■ Task objective: All the data should come back exactly as it was given.
------
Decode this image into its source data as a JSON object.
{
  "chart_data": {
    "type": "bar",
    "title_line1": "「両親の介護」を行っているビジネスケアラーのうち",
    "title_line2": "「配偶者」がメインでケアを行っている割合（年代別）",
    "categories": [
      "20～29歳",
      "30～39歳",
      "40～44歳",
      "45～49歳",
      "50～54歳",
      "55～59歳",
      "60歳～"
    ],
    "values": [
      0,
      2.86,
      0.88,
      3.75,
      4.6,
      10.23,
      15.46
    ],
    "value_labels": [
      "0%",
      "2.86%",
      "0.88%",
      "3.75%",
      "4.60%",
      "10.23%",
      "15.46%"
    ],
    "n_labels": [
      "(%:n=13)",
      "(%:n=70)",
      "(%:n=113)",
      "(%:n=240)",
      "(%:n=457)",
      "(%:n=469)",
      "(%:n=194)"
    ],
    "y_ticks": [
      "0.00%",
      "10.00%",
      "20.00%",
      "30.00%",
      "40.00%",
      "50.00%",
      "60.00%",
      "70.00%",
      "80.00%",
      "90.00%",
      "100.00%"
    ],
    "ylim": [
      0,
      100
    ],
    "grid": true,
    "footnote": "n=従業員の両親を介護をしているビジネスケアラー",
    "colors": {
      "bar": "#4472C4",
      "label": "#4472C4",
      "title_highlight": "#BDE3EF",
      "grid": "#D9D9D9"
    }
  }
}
------
■ Worked solution:
Decode this image into its source data as a JSON object.
{
  "chart_data": {
    "type": "bar",
    "title_line1": "「両親の介護」を行っているビジネスケアラーのうち",
    "title_line2": "「配偶者」がメインでケアを行っている割合（年代別）",
    "categories": [
      "20～29歳",
      "30～39歳",
      "40～44歳",
      "45～49歳",
      "50～54歳",
      "55～59歳",
      "60歳～"
    ],
    "values": [
      0,
      2.86,
      0.88,
      3.75,
      4.6,
      10.23,
      15.46
    ],
    "value_labels": [
      "0%",
      "2.86%",
      "0.88%",
      "3.75%",
      "4.60%",
      "10.23%",
      "15.46%"
    ],
    "n_labels": [
      "(%:n=13)",
      "(%:n=70)",
      "(%:n=113)",
      "(%:n=240)",
      "(%:n=457)",
      "(%:n=469)",
      "(%:n=194)"
    ],
    "y_ticks": [
      "0.00%",
      "10.00%",
      "20.00%",
      "30.00%",
      "40.00%",
      "50.00%",
      "60.00%",
      "70.00%",
      "80.00%",
      "90.00%",
      "100.00%"
    ],
    "ylim": [
      0,
      100
    ],
    "grid": true,
    "footnote": "n=従業員の両親を介護をしているビジネスケアラー",
    "colors": {
      "bar": "#4472C4",
      "label": "#4472C4",
      "title_highlight": "#BDE3EF",
      "grid": "#D9D9D9"
    }
  }
}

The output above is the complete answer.